## [SET EXERCISE]
Copy out all the lines where "SteadyStateSolver" shows up.

(Records contained in a dataset)
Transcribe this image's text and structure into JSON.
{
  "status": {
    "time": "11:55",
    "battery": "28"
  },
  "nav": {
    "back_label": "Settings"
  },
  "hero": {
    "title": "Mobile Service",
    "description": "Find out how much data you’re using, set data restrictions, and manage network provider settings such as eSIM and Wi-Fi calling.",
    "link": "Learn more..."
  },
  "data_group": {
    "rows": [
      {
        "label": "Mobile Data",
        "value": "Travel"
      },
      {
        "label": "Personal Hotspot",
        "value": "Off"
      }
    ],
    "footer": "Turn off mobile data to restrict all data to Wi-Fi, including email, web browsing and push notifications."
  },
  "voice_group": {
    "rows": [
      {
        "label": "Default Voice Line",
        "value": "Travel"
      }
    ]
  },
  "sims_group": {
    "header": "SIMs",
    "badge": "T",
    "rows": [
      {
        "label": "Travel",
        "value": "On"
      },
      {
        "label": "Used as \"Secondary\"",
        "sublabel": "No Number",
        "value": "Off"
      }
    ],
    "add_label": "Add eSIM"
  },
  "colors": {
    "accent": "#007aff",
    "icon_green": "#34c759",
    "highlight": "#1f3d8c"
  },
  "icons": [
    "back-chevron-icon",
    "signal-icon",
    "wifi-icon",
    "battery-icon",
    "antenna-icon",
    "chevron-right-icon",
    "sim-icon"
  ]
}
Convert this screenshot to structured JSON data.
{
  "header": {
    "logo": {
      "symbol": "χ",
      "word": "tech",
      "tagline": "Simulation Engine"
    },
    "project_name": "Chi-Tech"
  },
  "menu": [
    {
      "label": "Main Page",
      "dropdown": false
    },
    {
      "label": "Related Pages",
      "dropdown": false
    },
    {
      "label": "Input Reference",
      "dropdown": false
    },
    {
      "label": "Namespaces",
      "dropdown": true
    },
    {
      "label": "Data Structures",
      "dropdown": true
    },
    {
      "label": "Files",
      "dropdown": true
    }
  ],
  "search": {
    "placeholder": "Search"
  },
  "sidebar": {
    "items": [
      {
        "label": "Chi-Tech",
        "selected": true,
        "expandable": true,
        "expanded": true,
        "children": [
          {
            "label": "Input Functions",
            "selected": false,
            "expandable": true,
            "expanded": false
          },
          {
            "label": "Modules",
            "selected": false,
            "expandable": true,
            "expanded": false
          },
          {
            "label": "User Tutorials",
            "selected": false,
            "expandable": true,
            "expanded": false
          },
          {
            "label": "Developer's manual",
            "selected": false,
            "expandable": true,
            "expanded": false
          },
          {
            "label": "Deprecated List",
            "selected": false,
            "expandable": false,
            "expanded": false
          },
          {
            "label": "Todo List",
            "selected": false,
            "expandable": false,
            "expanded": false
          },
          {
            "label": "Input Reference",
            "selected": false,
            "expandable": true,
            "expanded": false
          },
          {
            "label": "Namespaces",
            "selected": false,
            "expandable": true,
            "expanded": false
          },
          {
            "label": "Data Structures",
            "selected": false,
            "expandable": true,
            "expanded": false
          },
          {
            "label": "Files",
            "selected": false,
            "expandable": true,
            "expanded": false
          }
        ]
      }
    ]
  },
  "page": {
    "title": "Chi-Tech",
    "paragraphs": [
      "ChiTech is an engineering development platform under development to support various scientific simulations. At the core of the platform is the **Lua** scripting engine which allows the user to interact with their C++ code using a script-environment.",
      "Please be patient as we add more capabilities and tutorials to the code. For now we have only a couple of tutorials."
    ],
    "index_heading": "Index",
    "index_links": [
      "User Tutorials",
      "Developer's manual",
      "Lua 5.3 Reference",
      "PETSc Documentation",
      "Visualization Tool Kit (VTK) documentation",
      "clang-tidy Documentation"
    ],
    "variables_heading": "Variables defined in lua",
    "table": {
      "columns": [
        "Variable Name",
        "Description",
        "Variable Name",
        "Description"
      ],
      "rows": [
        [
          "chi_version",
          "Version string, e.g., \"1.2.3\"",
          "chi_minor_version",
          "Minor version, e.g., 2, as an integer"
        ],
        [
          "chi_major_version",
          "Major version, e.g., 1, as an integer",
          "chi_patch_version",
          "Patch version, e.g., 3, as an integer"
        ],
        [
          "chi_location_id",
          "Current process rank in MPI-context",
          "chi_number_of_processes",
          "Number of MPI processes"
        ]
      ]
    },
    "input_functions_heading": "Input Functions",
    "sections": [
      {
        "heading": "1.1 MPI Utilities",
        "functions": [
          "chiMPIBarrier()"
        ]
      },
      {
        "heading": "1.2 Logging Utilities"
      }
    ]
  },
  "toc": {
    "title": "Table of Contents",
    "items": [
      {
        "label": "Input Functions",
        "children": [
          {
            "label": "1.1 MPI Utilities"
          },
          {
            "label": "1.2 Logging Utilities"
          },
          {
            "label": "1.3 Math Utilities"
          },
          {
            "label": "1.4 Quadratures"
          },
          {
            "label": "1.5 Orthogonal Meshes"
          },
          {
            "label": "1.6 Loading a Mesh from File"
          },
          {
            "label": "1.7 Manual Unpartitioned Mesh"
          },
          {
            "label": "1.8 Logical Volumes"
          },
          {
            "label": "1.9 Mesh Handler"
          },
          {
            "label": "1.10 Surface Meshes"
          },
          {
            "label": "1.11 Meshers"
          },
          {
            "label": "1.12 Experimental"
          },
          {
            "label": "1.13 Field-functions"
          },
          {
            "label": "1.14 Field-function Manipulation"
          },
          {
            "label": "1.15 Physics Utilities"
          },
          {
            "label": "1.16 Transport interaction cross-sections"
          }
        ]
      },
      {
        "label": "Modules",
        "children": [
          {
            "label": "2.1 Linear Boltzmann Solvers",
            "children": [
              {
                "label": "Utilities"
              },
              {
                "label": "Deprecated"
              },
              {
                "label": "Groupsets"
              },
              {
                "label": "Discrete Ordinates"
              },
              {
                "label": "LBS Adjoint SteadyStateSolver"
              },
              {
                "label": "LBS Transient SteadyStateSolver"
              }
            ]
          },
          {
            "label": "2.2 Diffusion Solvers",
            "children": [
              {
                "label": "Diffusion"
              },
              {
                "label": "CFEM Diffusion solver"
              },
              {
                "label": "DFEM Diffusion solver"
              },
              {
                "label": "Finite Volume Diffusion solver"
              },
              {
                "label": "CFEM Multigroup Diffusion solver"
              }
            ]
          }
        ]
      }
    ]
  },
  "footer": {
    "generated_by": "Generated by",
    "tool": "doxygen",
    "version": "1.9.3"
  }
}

## [REPLY]
                "label": "LBS Adjoint SteadyStateSolver"
                "label": "LBS Transient SteadyStateSolver"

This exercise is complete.